Write the material out again, line by line, exactly as it is.
[START Entries shown]
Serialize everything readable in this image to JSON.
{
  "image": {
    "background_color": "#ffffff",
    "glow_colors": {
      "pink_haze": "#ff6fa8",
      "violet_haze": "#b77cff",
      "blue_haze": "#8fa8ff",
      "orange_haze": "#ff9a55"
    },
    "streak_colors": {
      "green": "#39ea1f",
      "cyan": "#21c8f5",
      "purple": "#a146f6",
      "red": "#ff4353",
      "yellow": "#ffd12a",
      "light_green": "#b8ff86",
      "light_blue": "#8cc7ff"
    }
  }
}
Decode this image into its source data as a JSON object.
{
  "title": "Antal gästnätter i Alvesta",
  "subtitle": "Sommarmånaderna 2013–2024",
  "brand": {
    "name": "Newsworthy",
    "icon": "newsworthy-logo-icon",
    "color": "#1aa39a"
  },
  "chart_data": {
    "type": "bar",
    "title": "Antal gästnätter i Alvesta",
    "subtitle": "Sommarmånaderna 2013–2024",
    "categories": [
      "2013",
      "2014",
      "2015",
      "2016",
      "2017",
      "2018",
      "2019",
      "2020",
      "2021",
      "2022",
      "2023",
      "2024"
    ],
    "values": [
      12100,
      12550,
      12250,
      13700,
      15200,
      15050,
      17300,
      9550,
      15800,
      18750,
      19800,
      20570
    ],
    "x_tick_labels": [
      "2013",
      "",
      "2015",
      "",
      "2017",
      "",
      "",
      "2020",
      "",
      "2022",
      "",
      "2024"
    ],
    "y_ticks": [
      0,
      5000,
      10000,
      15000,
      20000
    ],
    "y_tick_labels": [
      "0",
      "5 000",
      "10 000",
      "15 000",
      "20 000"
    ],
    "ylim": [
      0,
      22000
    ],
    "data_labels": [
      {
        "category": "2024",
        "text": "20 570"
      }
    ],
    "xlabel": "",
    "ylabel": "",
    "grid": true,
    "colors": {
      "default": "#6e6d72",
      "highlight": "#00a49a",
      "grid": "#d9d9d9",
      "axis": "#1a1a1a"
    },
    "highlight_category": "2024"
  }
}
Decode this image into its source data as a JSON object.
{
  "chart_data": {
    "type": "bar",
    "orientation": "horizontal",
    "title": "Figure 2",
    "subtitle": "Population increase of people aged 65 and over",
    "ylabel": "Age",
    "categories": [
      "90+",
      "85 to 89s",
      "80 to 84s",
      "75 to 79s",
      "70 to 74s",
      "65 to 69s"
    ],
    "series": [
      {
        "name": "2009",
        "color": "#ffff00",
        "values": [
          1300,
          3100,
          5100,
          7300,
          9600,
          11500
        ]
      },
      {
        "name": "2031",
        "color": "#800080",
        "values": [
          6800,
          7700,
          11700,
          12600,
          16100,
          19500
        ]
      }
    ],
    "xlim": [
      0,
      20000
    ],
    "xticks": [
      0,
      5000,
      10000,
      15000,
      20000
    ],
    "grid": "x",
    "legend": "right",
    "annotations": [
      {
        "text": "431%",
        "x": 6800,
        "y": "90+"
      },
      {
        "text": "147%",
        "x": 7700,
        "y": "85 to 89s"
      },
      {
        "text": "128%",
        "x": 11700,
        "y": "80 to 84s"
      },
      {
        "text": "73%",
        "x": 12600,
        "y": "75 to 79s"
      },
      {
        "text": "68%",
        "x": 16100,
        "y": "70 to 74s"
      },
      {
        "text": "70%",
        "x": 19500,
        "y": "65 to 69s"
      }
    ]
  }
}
[END Entries shown]
**Output:**
Serialize everything readable in this image to JSON.
{
  "image": {
    "background_color": "#ffffff",
    "glow_colors": {
      "pink_haze": "#ff6fa8",
      "violet_haze": "#b77cff",
      "blue_haze": "#8fa8ff",
      "orange_haze": "#ff9a55"
    },
    "streak_colors": {
      "green": "#39ea1f",
      "cyan": "#21c8f5",
      "purple": "#a146f6",
      "red": "#ff4353",
      "yellow": "#ffd12a",
      "light_green": "#b8ff86",
      "light_blue": "#8cc7ff"
    }
  }
}
Decode this image into its source data as a JSON object.
{
  "title": "Antal gästnätter i Alvesta",
  "subtitle": "Sommarmånaderna 2013–2024",
  "brand": {
    "name": "Newsworthy",
    "icon": "newsworthy-logo-icon",
    "color": "#1aa39a"
  },
  "chart_data": {
    "type": "bar",
    "title": "Antal gästnätter i Alvesta",
    "subtitle": "Sommarmånaderna 2013–2024",
    "categories": [
      "2013",
      "2014",
      "2015",
      "2016",
      "2017",
      "2018",
      "2019",
      "2020",
      "2021",
      "2022",
      "2023",
      "2024"
    ],
    "values": [
      12100,
      12550,
      12250,
      13700,
      15200,
      15050,
      17300,
      9550,
      15800,
      18750,
      19800,
      20570
    ],
    "x_tick_labels": [
      "2013",
      "",
      "2015",
      "",
      "2017",
      "",
      "",
      "2020",
      "",
      "2022",
      "",
      "2024"
    ],
    "y_ticks": [
      0,
      5000,
      10000,
      15000,
      20000
    ],
    "y_tick_labels": [
      "0",
      "5 000",
      "10 000",
      "15 000",
      "20 000"
    ],
    "ylim": [
      0,
      22000
    ],
    "data_labels": [
      {
        "category": "2024",
        "text": "20 570"
      }
    ],
    "xlabel": "",
    "ylabel": "",
    "grid": true,
    "colors": {
      "default": "#6e6d72",
      "highlight": "#00a49a",
      "grid": "#d9d9d9",
      "axis": "#1a1a1a"
    },
    "highlight_category": "2024"
  }
}
Decode this image into its source data as a JSON object.
{
  "chart_data": {
    "type": "bar",
    "orientation": "horizontal",
    "title": "Figure 2",
    "subtitle": "Population increase of people aged 65 and over",
    "ylabel": "Age",
    "categories": [
      "90+",
      "85 to 89s",
      "80 to 84s",
      "75 to 79s",
      "70 to 74s",
      "65 to 69s"
    ],
    "series": [
      {
        "name": "2009",
        "color": "#ffff00",
        "values": [
          1300,
          3100,
          5100,
          7300,
          9600,
          11500
        ]
      },
      {
        "name": "2031",
        "color": "#800080",
        "values": [
          6800,
          7700,
          11700,
          12600,
          16100,
          19500
        ]
      }
    ],
    "xlim": [
      0,
      20000
    ],
    "xticks": [
      0,
      5000,
      10000,
      15000,
      20000
    ],
    "grid": "x",
    "legend": "right",
    "annotations": [
      {
        "text": "431%",
        "x": 6800,
        "y": "90+"
      },
      {
        "text": "147%",
        "x": 7700,
        "y": "85 to 89s"
      },
      {
        "text": "128%",
        "x": 11700,
        "y": "80 to 84s"
      },
      {
        "text": "73%",
        "x": 12600,
        "y": "75 to 79s"
      },
      {
        "text": "68%",
        "x": 16100,
        "y": "70 to 74s"
      },
      {
        "text": "70%",
        "x": 19500,
        "y": "65 to 69s"
      }
    ]
  }
}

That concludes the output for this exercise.